----- GIVEN DATA -----

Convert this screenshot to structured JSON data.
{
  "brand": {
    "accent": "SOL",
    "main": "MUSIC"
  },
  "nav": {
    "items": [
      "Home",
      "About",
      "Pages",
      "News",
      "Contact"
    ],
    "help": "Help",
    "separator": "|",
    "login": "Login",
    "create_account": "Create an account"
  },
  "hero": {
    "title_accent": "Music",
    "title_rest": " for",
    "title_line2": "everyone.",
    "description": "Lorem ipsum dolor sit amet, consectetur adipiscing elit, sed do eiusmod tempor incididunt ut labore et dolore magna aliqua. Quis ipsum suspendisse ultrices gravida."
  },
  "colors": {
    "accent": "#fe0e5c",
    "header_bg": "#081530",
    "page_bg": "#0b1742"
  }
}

-----

WHAT THE EXERCISE ASKS
Transcribe the records above exactly as they appear.

WORKED SOLUTION
Convert this screenshot to structured JSON data.
{
  "brand": {
    "accent": "SOL",
    "main": "MUSIC"
  },
  "nav": {
    "items": [
      "Home",
      "About",
      "Pages",
      "News",
      "Contact"
    ],
    "help": "Help",
    "separator": "|",
    "login": "Login",
    "create_account": "Create an account"
  },
  "hero": {
    "title_accent": "Music",
    "title_rest": " for",
    "title_line2": "everyone.",
    "description": "Lorem ipsum dolor sit amet, consectetur adipiscing elit, sed do eiusmod tempor incididunt ut labore et dolore magna aliqua. Quis ipsum suspendisse ultrices gravida."
  },
  "colors": {
    "accent": "#fe0e5c",
    "header_bg": "#081530",
    "page_bg": "#0b1742"
  }
}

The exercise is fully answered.